▶ _Short exercise_
Return the full material exactly.
━━ Data shown
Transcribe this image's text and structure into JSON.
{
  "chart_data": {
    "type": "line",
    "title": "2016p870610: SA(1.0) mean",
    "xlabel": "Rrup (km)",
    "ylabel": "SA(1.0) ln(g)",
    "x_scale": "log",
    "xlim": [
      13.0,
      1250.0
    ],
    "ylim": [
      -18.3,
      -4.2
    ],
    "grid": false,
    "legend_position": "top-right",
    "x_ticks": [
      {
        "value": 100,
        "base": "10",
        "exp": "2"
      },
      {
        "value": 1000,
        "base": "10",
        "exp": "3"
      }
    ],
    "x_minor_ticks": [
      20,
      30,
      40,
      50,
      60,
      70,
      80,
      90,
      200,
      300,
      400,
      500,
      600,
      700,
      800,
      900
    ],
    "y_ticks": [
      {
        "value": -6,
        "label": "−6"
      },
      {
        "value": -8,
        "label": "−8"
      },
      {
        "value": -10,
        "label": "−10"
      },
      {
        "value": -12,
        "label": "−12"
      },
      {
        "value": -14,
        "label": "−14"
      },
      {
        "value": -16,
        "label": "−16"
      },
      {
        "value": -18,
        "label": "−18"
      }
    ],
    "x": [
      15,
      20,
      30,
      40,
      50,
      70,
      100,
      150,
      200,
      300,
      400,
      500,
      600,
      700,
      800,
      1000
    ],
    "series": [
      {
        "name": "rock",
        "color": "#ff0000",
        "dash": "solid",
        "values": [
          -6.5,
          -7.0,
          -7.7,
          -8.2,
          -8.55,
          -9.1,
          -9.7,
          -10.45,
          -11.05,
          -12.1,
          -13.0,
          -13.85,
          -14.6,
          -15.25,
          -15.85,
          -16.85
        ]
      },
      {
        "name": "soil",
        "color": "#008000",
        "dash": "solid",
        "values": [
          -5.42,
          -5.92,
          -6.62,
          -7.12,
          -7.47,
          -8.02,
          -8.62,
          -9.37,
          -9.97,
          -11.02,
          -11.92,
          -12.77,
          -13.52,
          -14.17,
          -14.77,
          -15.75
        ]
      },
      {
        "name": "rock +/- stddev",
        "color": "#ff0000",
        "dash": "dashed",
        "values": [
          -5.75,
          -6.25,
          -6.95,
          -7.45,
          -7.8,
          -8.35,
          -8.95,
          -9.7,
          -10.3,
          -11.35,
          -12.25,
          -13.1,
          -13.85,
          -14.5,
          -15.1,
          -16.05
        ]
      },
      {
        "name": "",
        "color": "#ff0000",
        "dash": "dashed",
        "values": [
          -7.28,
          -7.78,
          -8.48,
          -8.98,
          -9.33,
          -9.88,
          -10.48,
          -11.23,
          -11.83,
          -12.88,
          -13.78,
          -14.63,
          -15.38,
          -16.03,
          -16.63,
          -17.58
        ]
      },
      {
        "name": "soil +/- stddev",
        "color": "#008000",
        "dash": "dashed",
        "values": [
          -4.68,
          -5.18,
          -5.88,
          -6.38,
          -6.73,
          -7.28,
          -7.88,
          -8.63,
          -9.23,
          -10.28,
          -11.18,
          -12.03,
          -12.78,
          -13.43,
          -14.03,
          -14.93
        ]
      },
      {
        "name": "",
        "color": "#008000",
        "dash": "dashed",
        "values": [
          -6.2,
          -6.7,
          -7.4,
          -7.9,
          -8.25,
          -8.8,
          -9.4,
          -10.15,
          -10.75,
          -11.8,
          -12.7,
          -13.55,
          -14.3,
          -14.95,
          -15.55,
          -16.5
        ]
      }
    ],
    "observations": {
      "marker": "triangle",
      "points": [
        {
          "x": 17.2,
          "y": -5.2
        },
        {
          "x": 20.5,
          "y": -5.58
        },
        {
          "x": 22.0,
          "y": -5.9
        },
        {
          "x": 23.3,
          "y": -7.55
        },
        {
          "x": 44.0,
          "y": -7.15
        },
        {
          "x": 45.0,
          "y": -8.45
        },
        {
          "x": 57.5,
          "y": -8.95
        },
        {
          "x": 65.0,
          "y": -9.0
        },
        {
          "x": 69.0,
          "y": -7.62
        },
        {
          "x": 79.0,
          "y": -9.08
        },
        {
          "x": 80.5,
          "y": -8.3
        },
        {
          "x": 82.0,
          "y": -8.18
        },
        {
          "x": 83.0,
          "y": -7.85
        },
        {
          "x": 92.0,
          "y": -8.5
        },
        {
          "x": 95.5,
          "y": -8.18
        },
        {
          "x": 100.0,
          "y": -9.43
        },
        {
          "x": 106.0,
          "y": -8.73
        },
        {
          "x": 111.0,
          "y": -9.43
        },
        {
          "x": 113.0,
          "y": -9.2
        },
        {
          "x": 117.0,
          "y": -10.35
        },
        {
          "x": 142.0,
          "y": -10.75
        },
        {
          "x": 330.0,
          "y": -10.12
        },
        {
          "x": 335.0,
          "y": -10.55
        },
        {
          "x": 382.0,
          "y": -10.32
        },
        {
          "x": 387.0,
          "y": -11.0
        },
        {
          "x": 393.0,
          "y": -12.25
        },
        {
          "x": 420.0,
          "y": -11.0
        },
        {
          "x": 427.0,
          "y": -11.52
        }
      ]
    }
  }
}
━━━━
▶ _Exercise answer_
Transcribe this image's text and structure into JSON.
{
  "chart_data": {
    "type": "line",
    "title": "2016p870610: SA(1.0) mean",
    "xlabel": "Rrup (km)",
    "ylabel": "SA(1.0) ln(g)",
    "x_scale": "log",
    "xlim": [
      13.0,
      1250.0
    ],
    "ylim": [
      -18.3,
      -4.2
    ],
    "grid": false,
    "legend_position": "top-right",
    "x_ticks": [
      {
        "value": 100,
        "base": "10",
        "exp": "2"
      },
      {
        "value": 1000,
        "base": "10",
        "exp": "3"
      }
    ],
    "x_minor_ticks": [
      20,
      30,
      40,
      50,
      60,
      70,
      80,
      90,
      200,
      300,
      400,
      500,
      600,
      700,
      800,
      900
    ],
    "y_ticks": [
      {
        "value": -6,
        "label": "−6"
      },
      {
        "value": -8,
        "label": "−8"
      },
      {
        "value": -10,
        "label": "−10"
      },
      {
        "value": -12,
        "label": "−12"
      },
      {
        "value": -14,
        "label": "−14"
      },
      {
        "value": -16,
        "label": "−16"
      },
      {
        "value": -18,
        "label": "−18"
      }
    ],
    "x": [
      15,
      20,
      30,
      40,
      50,
      70,
      100,
      150,
      200,
      300,
      400,
      500,
      600,
      700,
      800,
      1000
    ],
    "series": [
      {
        "name": "rock",
        "color": "#ff0000",
        "dash": "solid",
        "values": [
          -6.5,
          -7.0,
          -7.7,
          -8.2,
          -8.55,
          -9.1,
          -9.7,
          -10.45,
          -11.05,
          -12.1,
          -13.0,
          -13.85,
          -14.6,
          -15.25,
          -15.85,
          -16.85
        ]
      },
      {
        "name": "soil",
        "color": "#008000",
        "dash": "solid",
        "values": [
          -5.42,
          -5.92,
          -6.62,
          -7.12,
          -7.47,
          -8.02,
          -8.62,
          -9.37,
          -9.97,
          -11.02,
          -11.92,
          -12.77,
          -13.52,
          -14.17,
          -14.77,
          -15.75
        ]
      },
      {
        "name": "rock +/- stddev",
        "color": "#ff0000",
        "dash": "dashed",
        "values": [
          -5.75,
          -6.25,
          -6.95,
          -7.45,
          -7.8,
          -8.35,
          -8.95,
          -9.7,
          -10.3,
          -11.35,
          -12.25,
          -13.1,
          -13.85,
          -14.5,
          -15.1,
          -16.05
        ]
      },
      {
        "name": "",
        "color": "#ff0000",
        "dash": "dashed",
        "values": [
          -7.28,
          -7.78,
          -8.48,
          -8.98,
          -9.33,
          -9.88,
          -10.48,
          -11.23,
          -11.83,
          -12.88,
          -13.78,
          -14.63,
          -15.38,
          -16.03,
          -16.63,
          -17.58
        ]
      },
      {
        "name": "soil +/- stddev",
        "color": "#008000",
        "dash": "dashed",
        "values": [
          -4.68,
          -5.18,
          -5.88,
          -6.38,
          -6.73,
          -7.28,
          -7.88,
          -8.63,
          -9.23,
          -10.28,
          -11.18,
          -12.03,
          -12.78,
          -13.43,
          -14.03,
          -14.93
        ]
      },
      {
        "name": "",
        "color": "#008000",
        "dash": "dashed",
        "values": [
          -6.2,
          -6.7,
          -7.4,
          -7.9,
          -8.25,
          -8.8,
          -9.4,
          -10.15,
          -10.75,
          -11.8,
          -12.7,
          -13.55,
          -14.3,
          -14.95,
          -15.55,
          -16.5
        ]
      }
    ],
    "observations": {
      "marker": "triangle",
      "points": [
        {
          "x": 17.2,
          "y": -5.2
        },
        {
          "x": 20.5,
          "y": -5.58
        },
        {
          "x": 22.0,
          "y": -5.9
        },
        {
          "x": 23.3,
          "y": -7.55
        },
        {
          "x": 44.0,
          "y": -7.15
        },
        {
          "x": 45.0,
          "y": -8.45
        },
        {
          "x": 57.5,
          "y": -8.95
        },
        {
          "x": 65.0,
          "y": -9.0
        },
        {
          "x": 69.0,
          "y": -7.62
        },
        {
          "x": 79.0,
          "y": -9.08
        },
        {
          "x": 80.5,
          "y": -8.3
        },
        {
          "x": 82.0,
          "y": -8.18
        },
        {
          "x": 83.0,
          "y": -7.85
        },
        {
          "x": 92.0,
          "y": -8.5
        },
        {
          "x": 95.5,
          "y": -8.18
        },
        {
          "x": 100.0,
          "y": -9.43
        },
        {
          "x": 106.0,
          "y": -8.73
        },
        {
          "x": 111.0,
          "y": -9.43
        },
        {
          "x": 113.0,
          "y": -9.2
        },
        {
          "x": 117.0,
          "y": -10.35
        },
        {
          "x": 142.0,
          "y": -10.75
        },
        {
          "x": 330.0,
          "y": -10.12
        },
        {
          "x": 335.0,
          "y": -10.55
        },
        {
          "x": 382.0,
          "y": -10.32
        },
        {
          "x": 387.0,
          "y": -11.0
        },
        {
          "x": 393.0,
          "y": -12.25
        },
        {
          "x": 420.0,
          "y": -11.0
        },
        {
          "x": 427.0,
          "y": -11.52
        }
      ]
    }
  }
}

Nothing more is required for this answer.